Exercise goal: Copy these lines word for word, leaving out the picture.

The input:
--- start ---

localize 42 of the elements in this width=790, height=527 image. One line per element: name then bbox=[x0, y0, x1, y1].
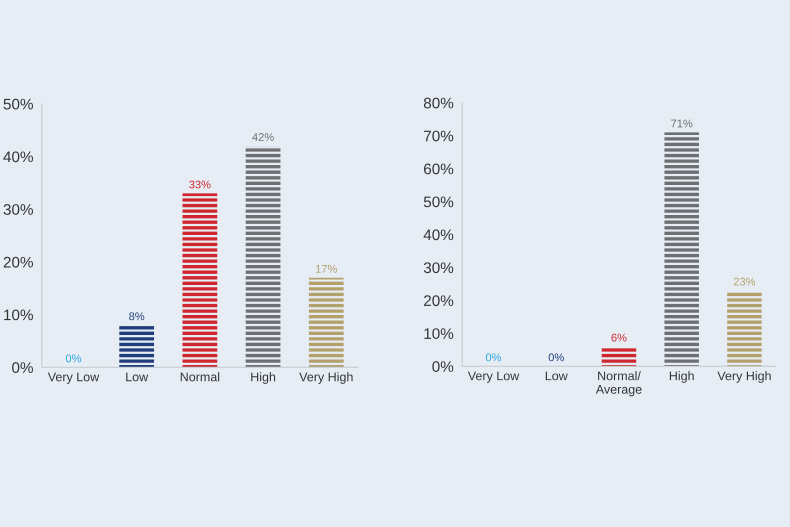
x-tick-label: High bbox=[670, 371, 694, 383]
data-label: 0% bbox=[486, 353, 502, 362]
data-label: 17% bbox=[316, 264, 337, 273]
y-tick-label: 0% bbox=[432, 361, 454, 372]
bar bbox=[119, 325, 154, 368]
x-tick-label: Very High bbox=[717, 371, 771, 383]
data-label: 0% bbox=[66, 354, 82, 362]
y-tick-label: 40% bbox=[424, 229, 454, 240]
data-label: 33% bbox=[189, 180, 211, 188]
x-tick-label: Normal/ Average bbox=[596, 371, 642, 396]
bar bbox=[308, 278, 344, 368]
y-tick-label: 50% bbox=[4, 98, 33, 110]
bar bbox=[602, 346, 636, 366]
y-tick-label: 20% bbox=[4, 256, 33, 268]
y-tick-label: 70% bbox=[424, 130, 454, 142]
x-tick-label: High bbox=[251, 372, 276, 384]
bar bbox=[182, 193, 218, 368]
y-tick-label: 30% bbox=[424, 262, 454, 274]
x-tick-label: Very Low bbox=[48, 372, 100, 384]
x-tick-label: Low bbox=[546, 372, 568, 380]
y-tick-label: 20% bbox=[424, 295, 454, 306]
y-tick-label: 40% bbox=[3, 151, 33, 162]
data-label: 71% bbox=[671, 120, 692, 128]
data-label: 42% bbox=[252, 133, 274, 141]
y-tick-label: 10% bbox=[424, 328, 454, 340]
bar bbox=[727, 290, 762, 366]
y-tick-label: 50% bbox=[424, 196, 454, 208]
data-label: 6% bbox=[612, 334, 627, 342]
bar bbox=[664, 132, 699, 366]
bar bbox=[246, 146, 280, 368]
y-tick-label: 80% bbox=[424, 98, 454, 108]
data-label: 23% bbox=[734, 278, 756, 286]
y-tick-label: 0% bbox=[12, 362, 33, 374]
y-tick-label: 10% bbox=[4, 309, 33, 320]
y-tick-label: 30% bbox=[4, 204, 33, 215]
x-tick-label: Very Low bbox=[468, 372, 520, 383]
x-tick-label: Low bbox=[126, 372, 148, 382]
data-label: 0% bbox=[548, 353, 564, 362]
x-tick-label: Very High bbox=[299, 372, 353, 384]
x-tick-label: Normal bbox=[180, 372, 220, 382]
data-label: 8% bbox=[129, 312, 144, 320]
y-tick-label: 60% bbox=[424, 164, 454, 174]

--- end ---

Final result:
localize 42 of the elements in this width=790, height=527 image. One line per element: name then bbox=[x0, y0, x1, y1].
x-tick-label: High bbox=[670, 371, 694, 383]
data-label: 0% bbox=[486, 353, 502, 362]
data-label: 17% bbox=[316, 264, 337, 273]
y-tick-label: 0% bbox=[432, 361, 454, 372]
bar bbox=[119, 325, 154, 368]
x-tick-label: Very High bbox=[717, 371, 771, 383]
data-label: 0% bbox=[66, 354, 82, 362]
y-tick-label: 40% bbox=[424, 229, 454, 240]
data-label: 33% bbox=[189, 180, 211, 188]
x-tick-label: Normal/ Average bbox=[596, 371, 642, 396]
bar bbox=[308, 278, 344, 368]
y-tick-label: 50% bbox=[4, 98, 33, 110]
bar bbox=[602, 346, 636, 366]
y-tick-label: 20% bbox=[4, 256, 33, 268]
y-tick-label: 70% bbox=[424, 130, 454, 142]
x-tick-label: High bbox=[251, 372, 276, 384]
bar bbox=[182, 193, 218, 368]
y-tick-label: 30% bbox=[424, 262, 454, 274]
x-tick-label: Very Low bbox=[48, 372, 100, 384]
x-tick-label: Low bbox=[546, 372, 568, 380]
y-tick-label: 20% bbox=[424, 295, 454, 306]
y-tick-label: 40% bbox=[3, 151, 33, 162]
data-label: 71% bbox=[671, 120, 692, 128]
data-label: 42% bbox=[252, 133, 274, 141]
y-tick-label: 10% bbox=[424, 328, 454, 340]
bar bbox=[727, 290, 762, 366]
y-tick-label: 50% bbox=[424, 196, 454, 208]
data-label: 6% bbox=[612, 334, 627, 342]
bar bbox=[664, 132, 699, 366]
bar bbox=[246, 146, 280, 368]
y-tick-label: 80% bbox=[424, 98, 454, 108]
data-label: 23% bbox=[734, 278, 756, 286]
y-tick-label: 0% bbox=[12, 362, 33, 374]
y-tick-label: 10% bbox=[4, 309, 33, 320]
y-tick-label: 30% bbox=[4, 204, 33, 215]
x-tick-label: Very Low bbox=[468, 372, 520, 383]
x-tick-label: Low bbox=[126, 372, 148, 382]
data-label: 0% bbox=[548, 353, 564, 362]
x-tick-label: Very High bbox=[299, 372, 353, 384]
x-tick-label: Normal bbox=[180, 372, 220, 382]
data-label: 8% bbox=[129, 312, 144, 320]
y-tick-label: 60% bbox=[424, 164, 454, 174]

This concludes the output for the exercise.